__Requirements__: Among the lines below, how many carry the string "不好意思"? Reply with a number and nothing else.

Records from a dataset
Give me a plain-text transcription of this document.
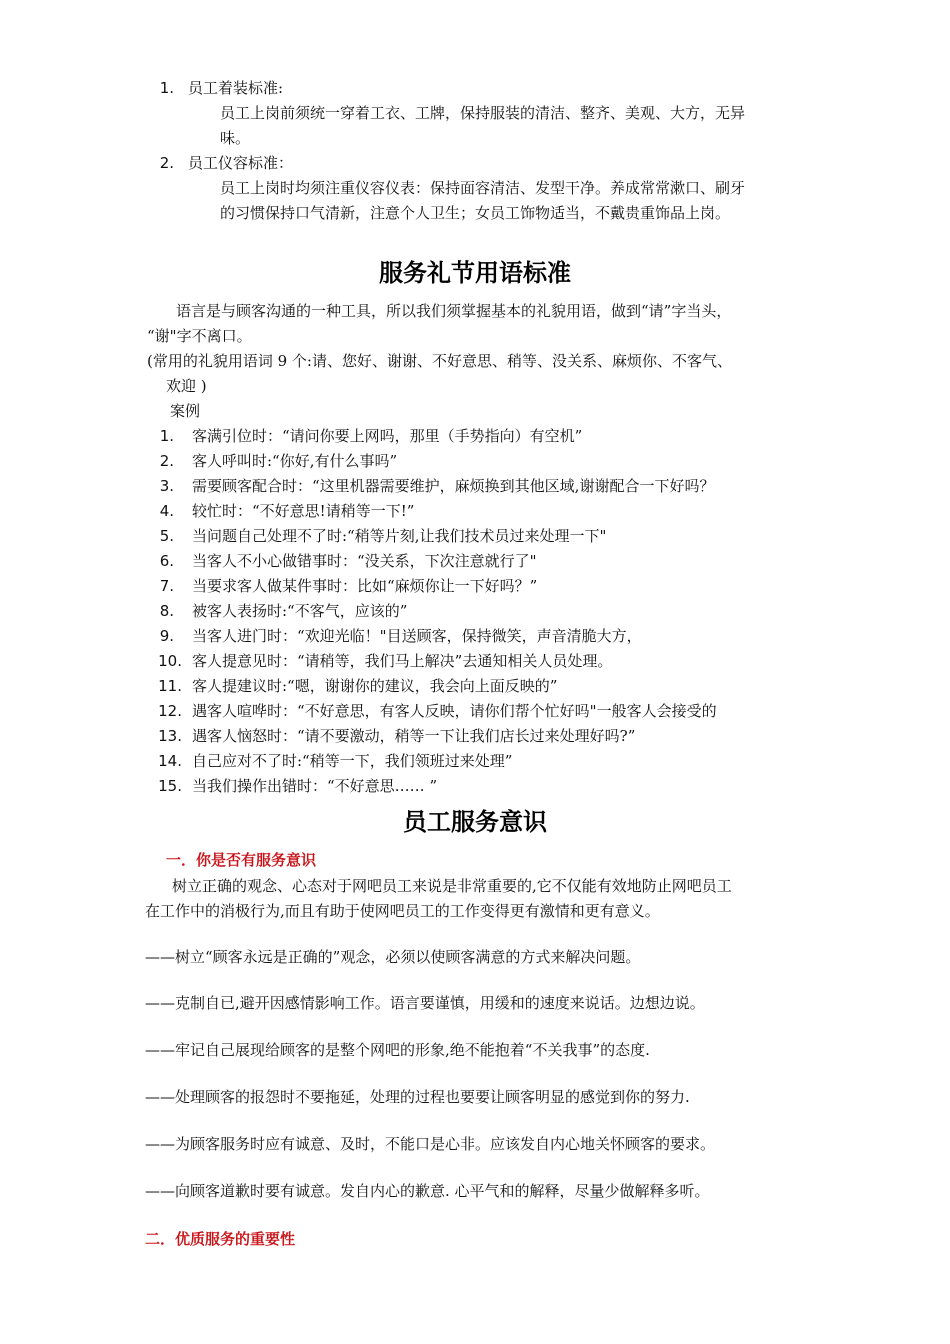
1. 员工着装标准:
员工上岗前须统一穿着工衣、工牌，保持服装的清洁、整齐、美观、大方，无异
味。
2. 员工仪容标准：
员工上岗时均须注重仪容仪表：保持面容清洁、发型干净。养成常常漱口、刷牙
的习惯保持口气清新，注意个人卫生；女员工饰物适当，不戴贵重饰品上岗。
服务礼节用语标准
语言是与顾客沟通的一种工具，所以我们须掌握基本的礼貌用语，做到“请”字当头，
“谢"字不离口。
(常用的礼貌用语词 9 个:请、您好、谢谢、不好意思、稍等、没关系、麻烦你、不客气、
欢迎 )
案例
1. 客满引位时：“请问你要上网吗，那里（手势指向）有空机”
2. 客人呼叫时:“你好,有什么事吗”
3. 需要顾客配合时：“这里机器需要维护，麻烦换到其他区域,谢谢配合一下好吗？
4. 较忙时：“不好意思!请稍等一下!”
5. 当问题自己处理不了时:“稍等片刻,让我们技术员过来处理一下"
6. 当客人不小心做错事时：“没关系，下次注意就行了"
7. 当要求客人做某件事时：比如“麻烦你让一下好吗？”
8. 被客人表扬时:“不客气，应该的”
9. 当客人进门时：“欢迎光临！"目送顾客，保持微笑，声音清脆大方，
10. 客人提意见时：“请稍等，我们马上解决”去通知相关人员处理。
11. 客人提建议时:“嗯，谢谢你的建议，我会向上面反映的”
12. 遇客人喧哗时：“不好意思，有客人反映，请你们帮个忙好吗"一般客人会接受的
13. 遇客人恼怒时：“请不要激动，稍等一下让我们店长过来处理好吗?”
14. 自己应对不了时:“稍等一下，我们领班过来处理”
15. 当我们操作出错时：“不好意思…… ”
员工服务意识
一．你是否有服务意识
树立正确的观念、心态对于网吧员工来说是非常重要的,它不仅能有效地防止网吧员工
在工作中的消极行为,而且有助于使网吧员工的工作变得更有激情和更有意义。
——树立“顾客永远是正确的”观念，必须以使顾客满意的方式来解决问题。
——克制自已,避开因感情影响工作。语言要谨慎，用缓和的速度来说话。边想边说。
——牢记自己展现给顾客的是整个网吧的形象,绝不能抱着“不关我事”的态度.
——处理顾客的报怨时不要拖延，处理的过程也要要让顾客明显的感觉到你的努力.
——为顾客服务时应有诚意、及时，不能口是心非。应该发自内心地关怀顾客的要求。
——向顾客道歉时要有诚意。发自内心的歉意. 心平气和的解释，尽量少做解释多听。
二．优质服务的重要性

__Problem solution__: 4